-- Begin SUPPLIED MATERIAL --

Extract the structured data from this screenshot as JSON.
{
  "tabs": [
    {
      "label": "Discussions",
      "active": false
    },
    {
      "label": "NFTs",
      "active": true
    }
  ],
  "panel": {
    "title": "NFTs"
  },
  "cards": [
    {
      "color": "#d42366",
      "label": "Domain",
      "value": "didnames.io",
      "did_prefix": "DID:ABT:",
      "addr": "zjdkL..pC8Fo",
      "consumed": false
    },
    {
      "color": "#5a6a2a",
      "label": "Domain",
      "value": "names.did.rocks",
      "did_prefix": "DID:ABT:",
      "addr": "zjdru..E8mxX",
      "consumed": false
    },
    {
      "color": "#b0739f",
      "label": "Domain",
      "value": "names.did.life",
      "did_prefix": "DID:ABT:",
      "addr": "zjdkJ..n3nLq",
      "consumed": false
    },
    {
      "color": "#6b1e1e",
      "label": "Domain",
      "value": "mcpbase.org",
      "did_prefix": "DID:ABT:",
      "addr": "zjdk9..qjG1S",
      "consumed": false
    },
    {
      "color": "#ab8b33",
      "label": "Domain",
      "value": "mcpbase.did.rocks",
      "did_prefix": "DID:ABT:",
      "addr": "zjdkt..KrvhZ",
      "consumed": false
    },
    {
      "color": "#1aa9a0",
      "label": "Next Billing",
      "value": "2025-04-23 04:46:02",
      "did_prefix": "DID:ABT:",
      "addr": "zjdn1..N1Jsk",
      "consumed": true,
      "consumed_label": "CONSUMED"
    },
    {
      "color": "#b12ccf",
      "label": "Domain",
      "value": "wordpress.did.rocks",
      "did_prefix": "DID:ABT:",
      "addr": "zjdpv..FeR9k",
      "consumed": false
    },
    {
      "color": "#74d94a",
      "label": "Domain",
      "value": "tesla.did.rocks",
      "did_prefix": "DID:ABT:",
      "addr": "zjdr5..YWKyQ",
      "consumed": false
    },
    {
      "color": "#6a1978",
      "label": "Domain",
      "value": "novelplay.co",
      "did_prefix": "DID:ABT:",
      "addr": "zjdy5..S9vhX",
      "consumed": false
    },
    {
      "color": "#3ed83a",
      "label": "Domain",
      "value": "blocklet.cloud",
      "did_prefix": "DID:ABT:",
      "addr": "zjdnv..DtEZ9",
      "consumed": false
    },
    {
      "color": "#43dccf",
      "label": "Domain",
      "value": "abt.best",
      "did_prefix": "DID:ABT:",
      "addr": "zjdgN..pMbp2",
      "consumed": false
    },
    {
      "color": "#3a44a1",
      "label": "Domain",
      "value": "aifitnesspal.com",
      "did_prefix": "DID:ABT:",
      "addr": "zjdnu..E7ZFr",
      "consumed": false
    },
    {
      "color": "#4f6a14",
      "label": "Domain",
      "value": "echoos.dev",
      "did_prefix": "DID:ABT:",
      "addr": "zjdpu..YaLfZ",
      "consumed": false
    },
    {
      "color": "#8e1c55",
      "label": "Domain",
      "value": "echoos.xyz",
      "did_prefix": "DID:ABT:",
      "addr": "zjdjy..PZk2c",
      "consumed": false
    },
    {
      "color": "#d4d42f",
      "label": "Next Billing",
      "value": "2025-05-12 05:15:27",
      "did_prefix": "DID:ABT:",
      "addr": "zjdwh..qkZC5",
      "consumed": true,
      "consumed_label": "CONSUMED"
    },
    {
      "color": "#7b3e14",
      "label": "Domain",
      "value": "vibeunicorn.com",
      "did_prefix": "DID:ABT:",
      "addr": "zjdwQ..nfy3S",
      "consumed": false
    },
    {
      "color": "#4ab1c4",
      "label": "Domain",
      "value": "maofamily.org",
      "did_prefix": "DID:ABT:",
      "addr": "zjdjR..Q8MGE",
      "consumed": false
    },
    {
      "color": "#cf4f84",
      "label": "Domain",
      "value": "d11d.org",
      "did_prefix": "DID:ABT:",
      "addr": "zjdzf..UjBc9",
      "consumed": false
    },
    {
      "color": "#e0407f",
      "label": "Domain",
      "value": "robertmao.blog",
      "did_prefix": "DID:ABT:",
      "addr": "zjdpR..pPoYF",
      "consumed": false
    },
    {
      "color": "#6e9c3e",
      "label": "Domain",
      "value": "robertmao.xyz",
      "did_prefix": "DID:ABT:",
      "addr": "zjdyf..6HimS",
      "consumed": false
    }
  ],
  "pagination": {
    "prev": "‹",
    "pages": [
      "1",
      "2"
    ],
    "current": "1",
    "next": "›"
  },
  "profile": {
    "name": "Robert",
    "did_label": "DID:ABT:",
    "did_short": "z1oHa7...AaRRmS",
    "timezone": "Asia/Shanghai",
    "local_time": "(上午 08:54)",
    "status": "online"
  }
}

-- End SUPPLIED MATERIAL --

=== AIM ===
Extract every record. Keep wording exact.

=== THE COMPLETED TASK ===
Extract the structured data from this screenshot as JSON.
{
  "tabs": [
    {
      "label": "Discussions",
      "active": false
    },
    {
      "label": "NFTs",
      "active": true
    }
  ],
  "panel": {
    "title": "NFTs"
  },
  "cards": [
    {
      "color": "#d42366",
      "label": "Domain",
      "value": "didnames.io",
      "did_prefix": "DID:ABT:",
      "addr": "zjdkL..pC8Fo",
      "consumed": false
    },
    {
      "color": "#5a6a2a",
      "label": "Domain",
      "value": "names.did.rocks",
      "did_prefix": "DID:ABT:",
      "addr": "zjdru..E8mxX",
      "consumed": false
    },
    {
      "color": "#b0739f",
      "label": "Domain",
      "value": "names.did.life",
      "did_prefix": "DID:ABT:",
      "addr": "zjdkJ..n3nLq",
      "consumed": false
    },
    {
      "color": "#6b1e1e",
      "label": "Domain",
      "value": "mcpbase.org",
      "did_prefix": "DID:ABT:",
      "addr": "zjdk9..qjG1S",
      "consumed": false
    },
    {
      "color": "#ab8b33",
      "label": "Domain",
      "value": "mcpbase.did.rocks",
      "did_prefix": "DID:ABT:",
      "addr": "zjdkt..KrvhZ",
      "consumed": false
    },
    {
      "color": "#1aa9a0",
      "label": "Next Billing",
      "value": "2025-04-23 04:46:02",
      "did_prefix": "DID:ABT:",
      "addr": "zjdn1..N1Jsk",
      "consumed": true,
      "consumed_label": "CONSUMED"
    },
    {
      "color": "#b12ccf",
      "label": "Domain",
      "value": "wordpress.did.rocks",
      "did_prefix": "DID:ABT:",
      "addr": "zjdpv..FeR9k",
      "consumed": false
    },
    {
      "color": "#74d94a",
      "label": "Domain",
      "value": "tesla.did.rocks",
      "did_prefix": "DID:ABT:",
      "addr": "zjdr5..YWKyQ",
      "consumed": false
    },
    {
      "color": "#6a1978",
      "label": "Domain",
      "value": "novelplay.co",
      "did_prefix": "DID:ABT:",
      "addr": "zjdy5..S9vhX",
      "consumed": false
    },
    {
      "color": "#3ed83a",
      "label": "Domain",
      "value": "blocklet.cloud",
      "did_prefix": "DID:ABT:",
      "addr": "zjdnv..DtEZ9",
      "consumed": false
    },
    {
      "color": "#43dccf",
      "label": "Domain",
      "value": "abt.best",
      "did_prefix": "DID:ABT:",
      "addr": "zjdgN..pMbp2",
      "consumed": false
    },
    {
      "color": "#3a44a1",
      "label": "Domain",
      "value": "aifitnesspal.com",
      "did_prefix": "DID:ABT:",
      "addr": "zjdnu..E7ZFr",
      "consumed": false
    },
    {
      "color": "#4f6a14",
      "label": "Domain",
      "value": "echoos.dev",
      "did_prefix": "DID:ABT:",
      "addr": "zjdpu..YaLfZ",
      "consumed": false
    },
    {
      "color": "#8e1c55",
      "label": "Domain",
      "value": "echoos.xyz",
      "did_prefix": "DID:ABT:",
      "addr": "zjdjy..PZk2c",
      "consumed": false
    },
    {
      "color": "#d4d42f",
      "label": "Next Billing",
      "value": "2025-05-12 05:15:27",
      "did_prefix": "DID:ABT:",
      "addr": "zjdwh..qkZC5",
      "consumed": true,
      "consumed_label": "CONSUMED"
    },
    {
      "color": "#7b3e14",
      "label": "Domain",
      "value": "vibeunicorn.com",
      "did_prefix": "DID:ABT:",
      "addr": "zjdwQ..nfy3S",
      "consumed": false
    },
    {
      "color": "#4ab1c4",
      "label": "Domain",
      "value": "maofamily.org",
      "did_prefix": "DID:ABT:",
      "addr": "zjdjR..Q8MGE",
      "consumed": false
    },
    {
      "color": "#cf4f84",
      "label": "Domain",
      "value": "d11d.org",
      "did_prefix": "DID:ABT:",
      "addr": "zjdzf..UjBc9",
      "consumed": false
    },
    {
      "color": "#e0407f",
      "label": "Domain",
      "value": "robertmao.blog",
      "did_prefix": "DID:ABT:",
      "addr": "zjdpR..pPoYF",
      "consumed": false
    },
    {
      "color": "#6e9c3e",
      "label": "Domain",
      "value": "robertmao.xyz",
      "did_prefix": "DID:ABT:",
      "addr": "zjdyf..6HimS",
      "consumed": false
    }
  ],
  "pagination": {
    "prev": "‹",
    "pages": [
      "1",
      "2"
    ],
    "current": "1",
    "next": "›"
  },
  "profile": {
    "name": "Robert",
    "did_label": "DID:ABT:",
    "did_short": "z1oHa7...AaRRmS",
    "timezone": "Asia/Shanghai",
    "local_time": "(上午 08:54)",
    "status": "online"
  }
}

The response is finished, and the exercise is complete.